▸ **WHAT THE TASK ASKS**
Emit the entire listing verbatim.

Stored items
···

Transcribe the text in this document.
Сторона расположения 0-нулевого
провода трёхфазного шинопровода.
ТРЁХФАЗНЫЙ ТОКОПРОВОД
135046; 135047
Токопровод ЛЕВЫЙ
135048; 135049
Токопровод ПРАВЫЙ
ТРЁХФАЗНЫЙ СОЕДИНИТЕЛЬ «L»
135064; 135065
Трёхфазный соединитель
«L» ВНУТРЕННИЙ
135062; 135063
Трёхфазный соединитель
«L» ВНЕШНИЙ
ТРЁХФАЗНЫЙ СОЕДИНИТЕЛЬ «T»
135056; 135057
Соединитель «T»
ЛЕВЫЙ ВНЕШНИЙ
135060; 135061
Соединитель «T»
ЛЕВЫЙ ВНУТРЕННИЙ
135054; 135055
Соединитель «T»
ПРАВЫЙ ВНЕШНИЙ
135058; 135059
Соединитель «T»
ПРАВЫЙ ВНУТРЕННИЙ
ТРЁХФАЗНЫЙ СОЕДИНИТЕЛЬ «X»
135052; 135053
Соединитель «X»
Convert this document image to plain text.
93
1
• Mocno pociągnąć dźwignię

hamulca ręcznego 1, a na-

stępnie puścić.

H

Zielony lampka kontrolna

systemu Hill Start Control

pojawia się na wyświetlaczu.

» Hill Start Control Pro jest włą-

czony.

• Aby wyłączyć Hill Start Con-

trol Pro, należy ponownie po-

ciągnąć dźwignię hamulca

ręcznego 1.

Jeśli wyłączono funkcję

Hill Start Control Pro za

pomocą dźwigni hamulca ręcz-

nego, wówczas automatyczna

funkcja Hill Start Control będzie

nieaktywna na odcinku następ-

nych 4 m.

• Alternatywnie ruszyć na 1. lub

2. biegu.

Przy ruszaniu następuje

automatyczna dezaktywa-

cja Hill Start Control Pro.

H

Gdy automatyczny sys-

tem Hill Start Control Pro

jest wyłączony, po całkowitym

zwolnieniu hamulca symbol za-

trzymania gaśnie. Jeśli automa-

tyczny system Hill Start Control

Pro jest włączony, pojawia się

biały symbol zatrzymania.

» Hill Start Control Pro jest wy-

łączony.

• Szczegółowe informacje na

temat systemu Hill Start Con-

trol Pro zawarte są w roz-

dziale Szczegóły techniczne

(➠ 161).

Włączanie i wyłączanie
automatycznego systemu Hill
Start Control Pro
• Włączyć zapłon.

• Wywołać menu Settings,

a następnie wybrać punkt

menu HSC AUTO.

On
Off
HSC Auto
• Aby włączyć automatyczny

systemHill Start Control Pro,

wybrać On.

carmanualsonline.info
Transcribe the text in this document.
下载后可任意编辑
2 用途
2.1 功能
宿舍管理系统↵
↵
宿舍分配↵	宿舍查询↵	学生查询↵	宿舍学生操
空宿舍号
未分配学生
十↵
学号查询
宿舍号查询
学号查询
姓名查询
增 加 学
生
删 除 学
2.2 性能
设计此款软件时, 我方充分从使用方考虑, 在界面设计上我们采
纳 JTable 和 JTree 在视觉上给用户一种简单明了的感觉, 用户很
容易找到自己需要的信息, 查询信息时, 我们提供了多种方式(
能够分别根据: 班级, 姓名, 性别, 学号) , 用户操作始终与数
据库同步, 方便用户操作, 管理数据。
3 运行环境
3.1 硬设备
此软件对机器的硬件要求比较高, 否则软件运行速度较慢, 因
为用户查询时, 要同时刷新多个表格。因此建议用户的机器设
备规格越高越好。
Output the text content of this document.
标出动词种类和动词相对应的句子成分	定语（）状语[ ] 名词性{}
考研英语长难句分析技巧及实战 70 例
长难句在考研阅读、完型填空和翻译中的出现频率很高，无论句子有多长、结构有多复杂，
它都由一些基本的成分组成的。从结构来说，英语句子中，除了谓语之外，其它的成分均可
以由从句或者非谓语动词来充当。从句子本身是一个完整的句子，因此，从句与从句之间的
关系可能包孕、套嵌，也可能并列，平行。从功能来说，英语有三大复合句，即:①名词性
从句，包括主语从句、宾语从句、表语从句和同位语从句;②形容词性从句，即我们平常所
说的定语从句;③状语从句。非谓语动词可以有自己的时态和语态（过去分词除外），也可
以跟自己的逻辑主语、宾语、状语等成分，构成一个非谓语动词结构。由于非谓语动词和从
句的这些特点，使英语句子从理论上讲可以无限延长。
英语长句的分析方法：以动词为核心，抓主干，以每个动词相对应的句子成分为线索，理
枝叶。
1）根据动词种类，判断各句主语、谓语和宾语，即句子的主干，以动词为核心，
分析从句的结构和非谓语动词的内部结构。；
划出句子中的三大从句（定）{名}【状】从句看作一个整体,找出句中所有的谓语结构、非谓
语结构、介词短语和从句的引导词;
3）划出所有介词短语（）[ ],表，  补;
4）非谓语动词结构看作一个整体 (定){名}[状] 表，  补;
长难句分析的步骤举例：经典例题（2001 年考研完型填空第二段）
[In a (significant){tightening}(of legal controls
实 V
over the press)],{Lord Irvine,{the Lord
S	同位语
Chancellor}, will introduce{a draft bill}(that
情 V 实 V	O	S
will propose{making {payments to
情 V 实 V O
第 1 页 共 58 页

···

▸ **TASK OUTPUT**
Transcribe the text in this document.
Сторона расположения 0-нулевого
провода трёхфазного шинопровода.
ТРЁХФАЗНЫЙ ТОКОПРОВОД
135046; 135047
Токопровод ЛЕВЫЙ
135048; 135049
Токопровод ПРАВЫЙ
ТРЁХФАЗНЫЙ СОЕДИНИТЕЛЬ «L»
135064; 135065
Трёхфазный соединитель
«L» ВНУТРЕННИЙ
135062; 135063
Трёхфазный соединитель
«L» ВНЕШНИЙ
ТРЁХФАЗНЫЙ СОЕДИНИТЕЛЬ «T»
135056; 135057
Соединитель «T»
ЛЕВЫЙ ВНЕШНИЙ
135060; 135061
Соединитель «T»
ЛЕВЫЙ ВНУТРЕННИЙ
135054; 135055
Соединитель «T»
ПРАВЫЙ ВНЕШНИЙ
135058; 135059
Соединитель «T»
ПРАВЫЙ ВНУТРЕННИЙ
ТРЁХФАЗНЫЙ СОЕДИНИТЕЛЬ «X»
135052; 135053
Соединитель «X»
Convert this document image to plain text.
93
1
• Mocno pociągnąć dźwignię

hamulca ręcznego 1, a na-

stępnie puścić.

H

Zielony lampka kontrolna

systemu Hill Start Control

pojawia się na wyświetlaczu.

» Hill Start Control Pro jest włą-

czony.

• Aby wyłączyć Hill Start Con-

trol Pro, należy ponownie po-

ciągnąć dźwignię hamulca

ręcznego 1.

Jeśli wyłączono funkcję

Hill Start Control Pro za

pomocą dźwigni hamulca ręcz-

nego, wówczas automatyczna

funkcja Hill Start Control będzie

nieaktywna na odcinku następ-

nych 4 m.

• Alternatywnie ruszyć na 1. lub

2. biegu.

Przy ruszaniu następuje

automatyczna dezaktywa-

cja Hill Start Control Pro.

H

Gdy automatyczny sys-

tem Hill Start Control Pro

jest wyłączony, po całkowitym

zwolnieniu hamulca symbol za-

trzymania gaśnie. Jeśli automa-

tyczny system Hill Start Control

Pro jest włączony, pojawia się

biały symbol zatrzymania.

» Hill Start Control Pro jest wy-

łączony.

• Szczegółowe informacje na

temat systemu Hill Start Con-

trol Pro zawarte są w roz-

dziale Szczegóły techniczne

(➠ 161).

Włączanie i wyłączanie
automatycznego systemu Hill
Start Control Pro
• Włączyć zapłon.

• Wywołać menu Settings,

a następnie wybrać punkt

menu HSC AUTO.

On
Off
HSC Auto
• Aby włączyć automatyczny

systemHill Start Control Pro,

wybrać On.

carmanualsonline.info
Transcribe the text in this document.
下载后可任意编辑
2 用途
2.1 功能
宿舍管理系统↵
↵
宿舍分配↵	宿舍查询↵	学生查询↵	宿舍学生操
空宿舍号
未分配学生
十↵
学号查询
宿舍号查询
学号查询
姓名查询
增 加 学
生
删 除 学
2.2 性能
设计此款软件时, 我方充分从使用方考虑, 在界面设计上我们采
纳 JTable 和 JTree 在视觉上给用户一种简单明了的感觉, 用户很
容易找到自己需要的信息, 查询信息时, 我们提供了多种方式(
能够分别根据: 班级, 姓名, 性别, 学号) , 用户操作始终与数
据库同步, 方便用户操作, 管理数据。
3 运行环境
3.1 硬设备
此软件对机器的硬件要求比较高, 否则软件运行速度较慢, 因
为用户查询时, 要同时刷新多个表格。因此建议用户的机器设
备规格越高越好。
Output the text content of this document.
标出动词种类和动词相对应的句子成分	定语（）状语[ ] 名词性{}
考研英语长难句分析技巧及实战 70 例
长难句在考研阅读、完型填空和翻译中的出现频率很高，无论句子有多长、结构有多复杂，
它都由一些基本的成分组成的。从结构来说，英语句子中，除了谓语之外，其它的成分均可
以由从句或者非谓语动词来充当。从句子本身是一个完整的句子，因此，从句与从句之间的
关系可能包孕、套嵌，也可能并列，平行。从功能来说，英语有三大复合句，即:①名词性
从句，包括主语从句、宾语从句、表语从句和同位语从句;②形容词性从句，即我们平常所
说的定语从句;③状语从句。非谓语动词可以有自己的时态和语态（过去分词除外），也可
以跟自己的逻辑主语、宾语、状语等成分，构成一个非谓语动词结构。由于非谓语动词和从
句的这些特点，使英语句子从理论上讲可以无限延长。
英语长句的分析方法：以动词为核心，抓主干，以每个动词相对应的句子成分为线索，理
枝叶。
1）根据动词种类，判断各句主语、谓语和宾语，即句子的主干，以动词为核心，
分析从句的结构和非谓语动词的内部结构。；
划出句子中的三大从句（定）{名}【状】从句看作一个整体,找出句中所有的谓语结构、非谓
语结构、介词短语和从句的引导词;
3）划出所有介词短语（）[ ],表，  补;
4）非谓语动词结构看作一个整体 (定){名}[状] 表，  补;
长难句分析的步骤举例：经典例题（2001 年考研完型填空第二段）
[In a (significant){tightening}(of legal controls
实 V
over the press)],{Lord Irvine,{the Lord
S	同位语
Chancellor}, will introduce{a draft bill}(that
情 V 实 V	O	S
will propose{making {payments to
情 V 实 V O
第 1 页 共 58 页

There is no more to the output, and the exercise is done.